Your instructions
Within the records below, find each line that holds the string "object", then copy it.

[Dataset excerpt]
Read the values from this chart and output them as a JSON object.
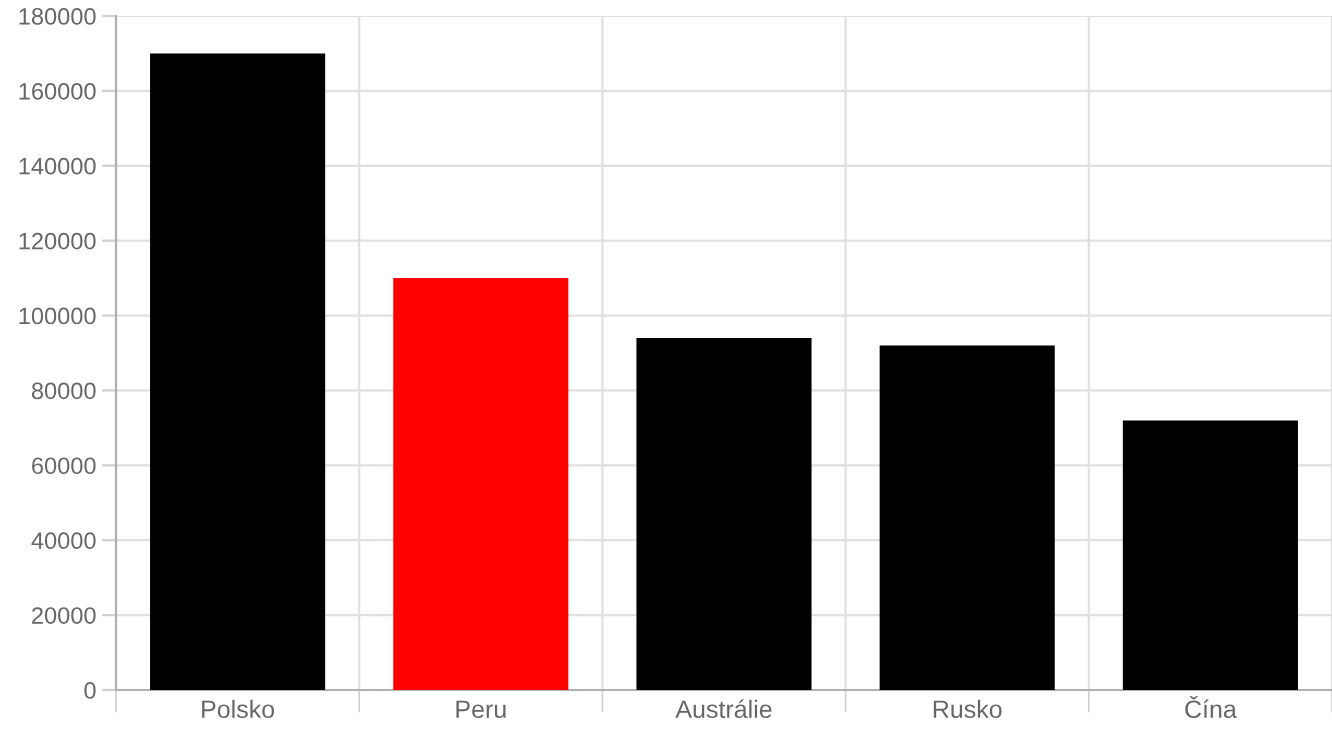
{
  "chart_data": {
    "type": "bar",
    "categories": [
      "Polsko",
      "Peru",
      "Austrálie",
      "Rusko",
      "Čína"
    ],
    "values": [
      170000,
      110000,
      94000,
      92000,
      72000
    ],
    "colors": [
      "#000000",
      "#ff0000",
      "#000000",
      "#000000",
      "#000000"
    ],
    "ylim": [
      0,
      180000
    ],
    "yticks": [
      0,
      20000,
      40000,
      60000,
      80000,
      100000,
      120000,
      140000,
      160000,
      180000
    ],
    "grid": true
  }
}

---

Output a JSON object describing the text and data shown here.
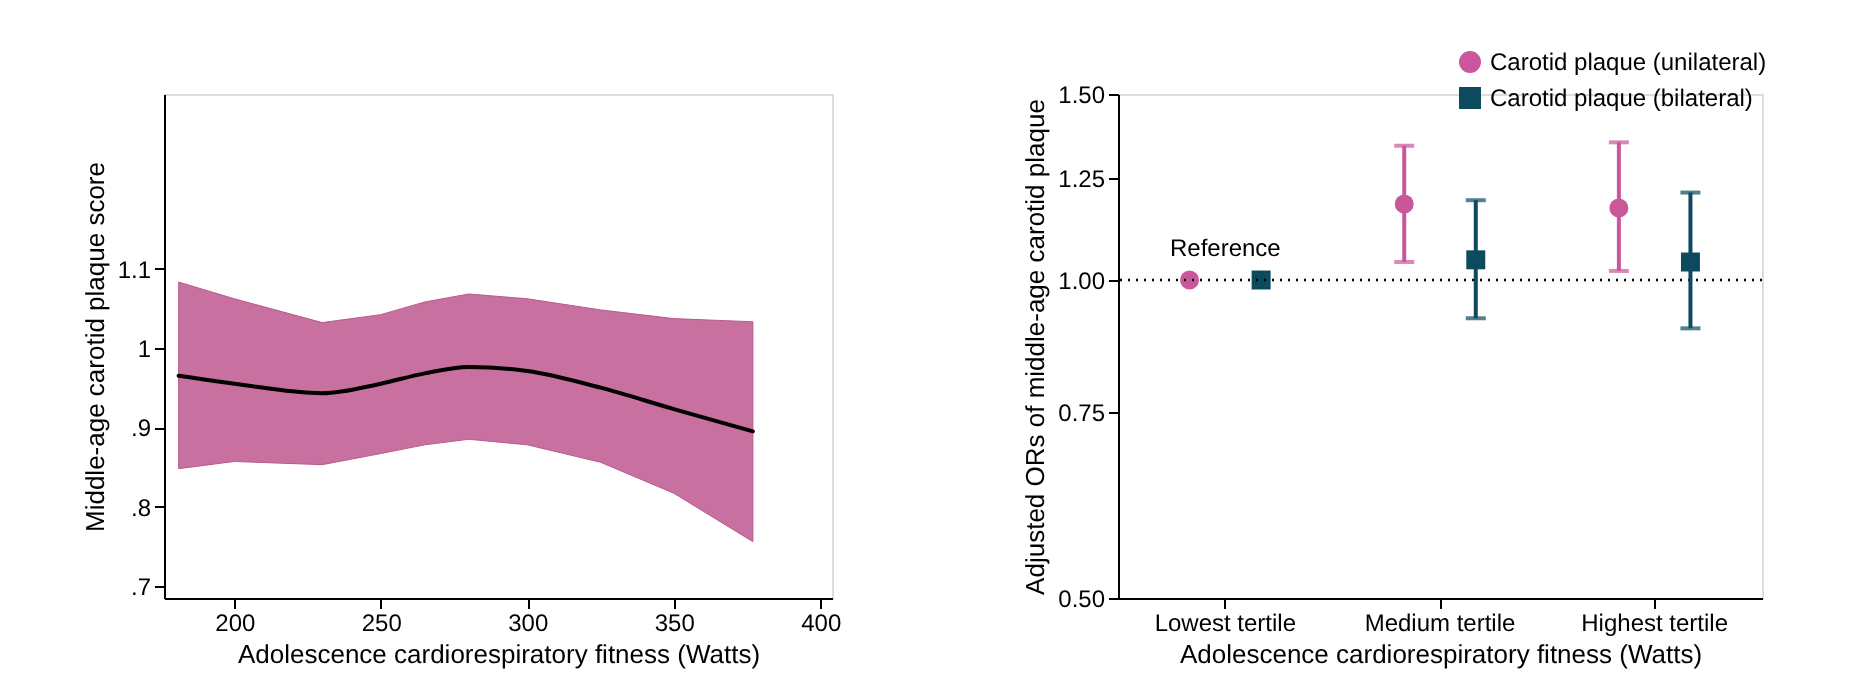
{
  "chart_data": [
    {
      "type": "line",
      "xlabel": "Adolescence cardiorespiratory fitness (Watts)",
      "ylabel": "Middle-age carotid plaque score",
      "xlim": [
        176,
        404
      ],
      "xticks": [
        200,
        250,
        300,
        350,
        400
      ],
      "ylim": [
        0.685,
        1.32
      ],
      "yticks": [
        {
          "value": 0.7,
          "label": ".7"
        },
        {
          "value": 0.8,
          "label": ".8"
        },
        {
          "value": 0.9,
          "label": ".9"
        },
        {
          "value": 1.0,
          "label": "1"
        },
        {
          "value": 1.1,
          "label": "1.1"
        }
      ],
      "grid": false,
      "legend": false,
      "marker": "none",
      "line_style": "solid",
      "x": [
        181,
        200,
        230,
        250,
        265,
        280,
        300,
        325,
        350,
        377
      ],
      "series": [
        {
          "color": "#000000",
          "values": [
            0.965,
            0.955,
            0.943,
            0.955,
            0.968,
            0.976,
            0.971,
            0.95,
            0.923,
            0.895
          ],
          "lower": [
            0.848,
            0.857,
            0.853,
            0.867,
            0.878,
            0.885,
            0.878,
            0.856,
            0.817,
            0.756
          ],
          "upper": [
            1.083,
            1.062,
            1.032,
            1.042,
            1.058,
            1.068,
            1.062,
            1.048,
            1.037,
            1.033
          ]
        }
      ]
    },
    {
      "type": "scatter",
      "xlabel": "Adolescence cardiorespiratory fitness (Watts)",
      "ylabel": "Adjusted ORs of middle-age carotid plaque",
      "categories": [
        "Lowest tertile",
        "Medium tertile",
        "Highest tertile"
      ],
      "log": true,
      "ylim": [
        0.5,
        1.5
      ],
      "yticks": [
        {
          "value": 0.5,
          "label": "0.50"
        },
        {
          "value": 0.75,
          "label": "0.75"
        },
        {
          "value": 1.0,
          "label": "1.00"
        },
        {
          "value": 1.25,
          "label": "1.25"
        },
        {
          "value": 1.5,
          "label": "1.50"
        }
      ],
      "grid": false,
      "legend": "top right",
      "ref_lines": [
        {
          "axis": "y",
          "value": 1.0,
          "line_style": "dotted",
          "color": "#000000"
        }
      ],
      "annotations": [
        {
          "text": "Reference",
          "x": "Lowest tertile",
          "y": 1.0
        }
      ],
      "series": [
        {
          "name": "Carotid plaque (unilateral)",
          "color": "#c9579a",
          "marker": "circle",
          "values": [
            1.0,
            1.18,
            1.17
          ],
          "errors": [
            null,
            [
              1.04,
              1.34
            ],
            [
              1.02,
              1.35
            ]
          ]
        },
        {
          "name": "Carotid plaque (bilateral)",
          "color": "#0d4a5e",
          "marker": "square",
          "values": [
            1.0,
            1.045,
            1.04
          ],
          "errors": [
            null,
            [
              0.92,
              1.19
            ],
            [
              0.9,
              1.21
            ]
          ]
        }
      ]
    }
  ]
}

Written response
Read the values from this chart and output them as a JSON object.
Output a JSON object describing the text and data shown here.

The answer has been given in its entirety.